[Annotated region listings]
+++++

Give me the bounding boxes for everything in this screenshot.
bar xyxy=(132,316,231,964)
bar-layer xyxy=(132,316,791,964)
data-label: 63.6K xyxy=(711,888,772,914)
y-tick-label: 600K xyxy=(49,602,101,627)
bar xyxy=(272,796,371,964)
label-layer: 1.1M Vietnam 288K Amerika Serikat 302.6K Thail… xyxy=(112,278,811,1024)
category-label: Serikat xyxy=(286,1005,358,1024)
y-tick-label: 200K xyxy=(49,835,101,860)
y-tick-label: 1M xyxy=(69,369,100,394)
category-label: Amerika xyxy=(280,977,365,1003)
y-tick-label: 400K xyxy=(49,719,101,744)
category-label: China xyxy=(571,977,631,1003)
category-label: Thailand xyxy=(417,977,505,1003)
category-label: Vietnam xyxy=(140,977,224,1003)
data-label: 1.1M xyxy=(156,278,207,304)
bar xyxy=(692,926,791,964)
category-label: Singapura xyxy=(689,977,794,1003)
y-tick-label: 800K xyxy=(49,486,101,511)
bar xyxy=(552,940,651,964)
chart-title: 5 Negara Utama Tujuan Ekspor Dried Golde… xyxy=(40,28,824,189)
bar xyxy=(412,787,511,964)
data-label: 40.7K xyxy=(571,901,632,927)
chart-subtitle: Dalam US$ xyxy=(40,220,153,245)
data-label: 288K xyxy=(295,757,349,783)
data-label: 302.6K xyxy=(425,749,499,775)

+++++

The problem: Rewrite the items from the beginning through the line containing "label-layer: 1.1M Vietnam", substituting "bar-group" for "bar-layer" and changing nothing else.

Solution for this problem:
Give me the bounding boxes for everything in this screenshot.
bar xyxy=(132,316,231,964)
bar-group xyxy=(132,316,791,964)
data-label: 63.6K xyxy=(711,888,772,914)
y-tick-label: 600K xyxy=(49,602,101,627)
bar xyxy=(272,796,371,964)
label-layer: 1.1M Vietnam 288K Amerika Serikat 302.6K Thail… xyxy=(112,278,811,1024)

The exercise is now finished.